Records from a data collection
####################

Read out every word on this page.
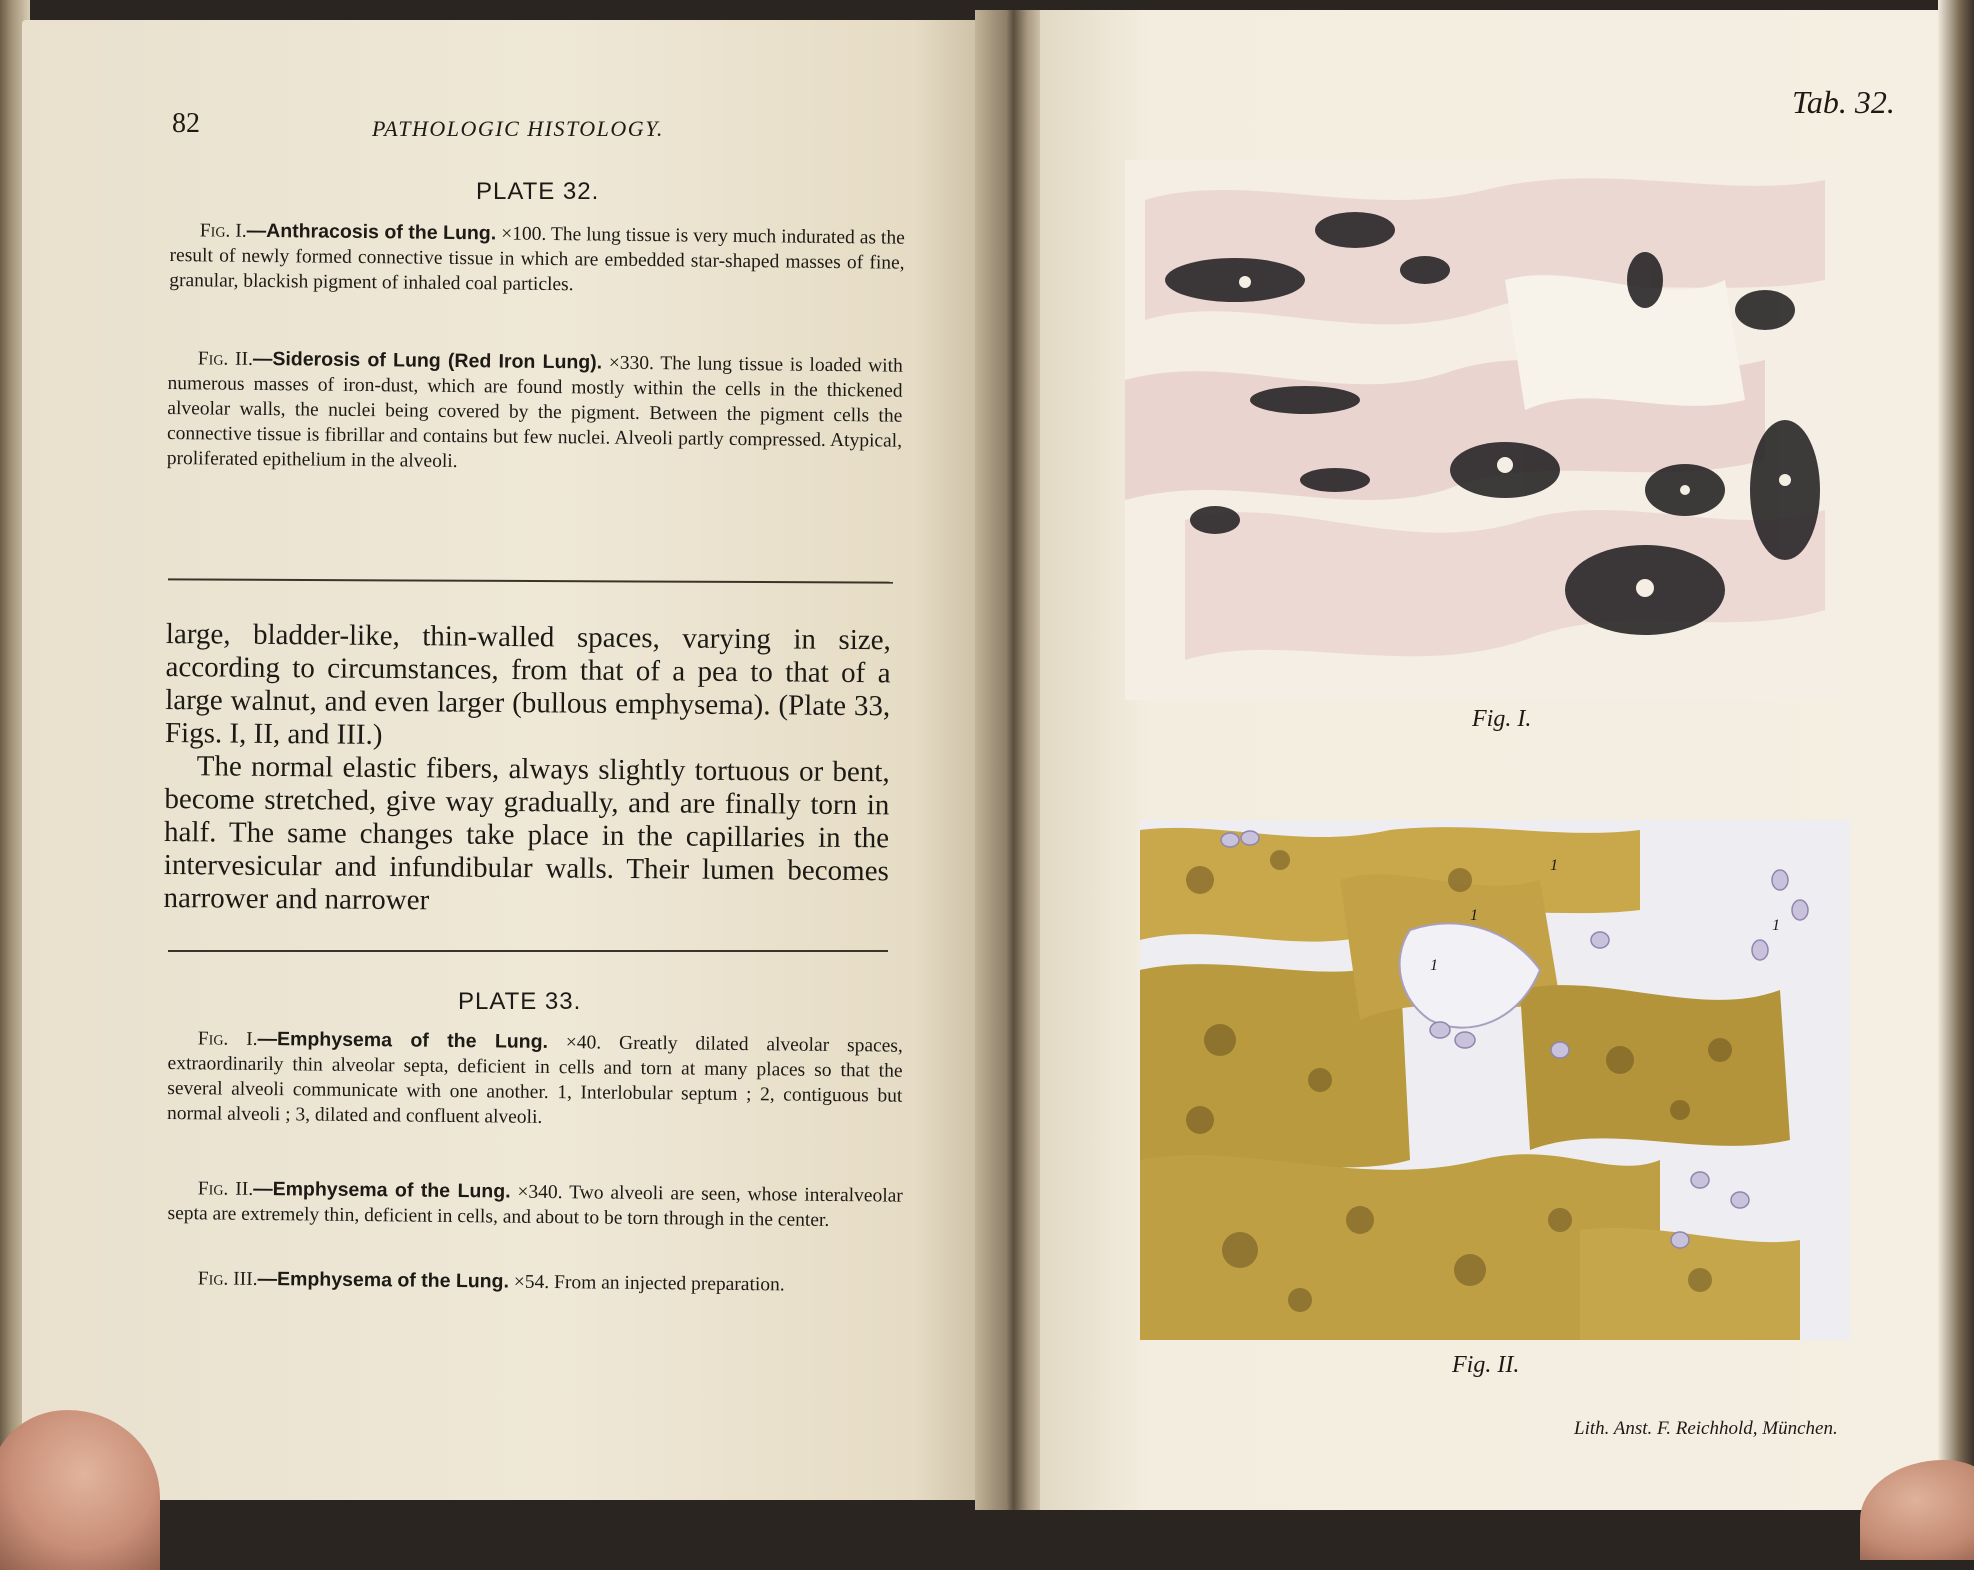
82	PATHOLOGIC HISTOLOGY.
PLATE 32.
Fig. I.—Anthracosis of the Lung. ×100. The lung tissue is very much indurated as the result of newly formed connective tissue in which are embedded star-shaped masses of fine, granular, blackish pigment of inhaled coal particles.
Fig. II.—Siderosis of Lung (Red Iron Lung). ×330. The lung tissue is loaded with numerous masses of iron-dust, which are found mostly within the cells in the thickened alveolar walls, the nuclei being covered by the pigment. Between the pigment cells the connective tissue is fibrillar and contains but few nuclei. Alveoli partly compressed. Atypical, proliferated epithelium in the alveoli.

large, bladder-like, thin-walled spaces, varying in size, according to circumstances, from that of a pea to that of a large walnut, and even larger (bullous emphysema). (Plate 33, Figs. I, II, and III.)

The normal elastic fibers, always slightly tortuous or bent, become stretched, give way gradually, and are finally torn in half. The same changes take place in the capillaries in the intervesicular and infundibular walls. Their lumen becomes narrower and narrower

PLATE 33.
Fig. I.—Emphysema of the Lung. ×40. Greatly dilated alveolar spaces, extraordinarily thin alveolar septa, deficient in cells and torn at many places so that the several alveoli communicate with one another. 1, Interlobular septum ; 2, contiguous but normal alveoli ; 3, dilated and confluent alveoli.
Fig. II.—Emphysema of the Lung. ×340. Two alveoli are seen, whose interalveolar septa are extremely thin, deficient in cells, and about to be torn through in the center.
Fig. III.—Emphysema of the Lung. ×54. From an injected preparation.
Tab. 32.
Fig. I.
1
1
1
1
Fig. II.
Lith. Anst. F. Reichhold, München.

####################

### TASK OBJECTIVE
Every line above should be returned word for word, with the pictures left behind.

### WRITTEN ANSWER
Read out every word on this page.
82	PATHOLOGIC HISTOLOGY.
PLATE 32.
Fig. I.—Anthracosis of the Lung. ×100. The lung tissue is very much indurated as the result of newly formed connective tissue in which are embedded star-shaped masses of fine, granular, blackish pigment of inhaled coal particles.
Fig. II.—Siderosis of Lung (Red Iron Lung). ×330. The lung tissue is loaded with numerous masses of iron-dust, which are found mostly within the cells in the thickened alveolar walls, the nuclei being covered by the pigment. Between the pigment cells the connective tissue is fibrillar and contains but few nuclei. Alveoli partly compressed. Atypical, proliferated epithelium in the alveoli.

large, bladder-like, thin-walled spaces, varying in size, according to circumstances, from that of a pea to that of a large walnut, and even larger (bullous emphysema). (Plate 33, Figs. I, II, and III.)

The normal elastic fibers, always slightly tortuous or bent, become stretched, give way gradually, and are finally torn in half. The same changes take place in the capillaries in the intervesicular and infundibular walls. Their lumen becomes narrower and narrower

PLATE 33.
Fig. I.—Emphysema of the Lung. ×40. Greatly dilated alveolar spaces, extraordinarily thin alveolar septa, deficient in cells and torn at many places so that the several alveoli communicate with one another. 1, Interlobular septum ; 2, contiguous but normal alveoli ; 3, dilated and confluent alveoli.
Fig. II.—Emphysema of the Lung. ×340. Two alveoli are seen, whose interalveolar septa are extremely thin, deficient in cells, and about to be torn through in the center.
Fig. III.—Emphysema of the Lung. ×54. From an injected preparation.
Tab. 32.
Fig. I.
1
1
1
1
Fig. II.
Lith. Anst. F. Reichhold, München.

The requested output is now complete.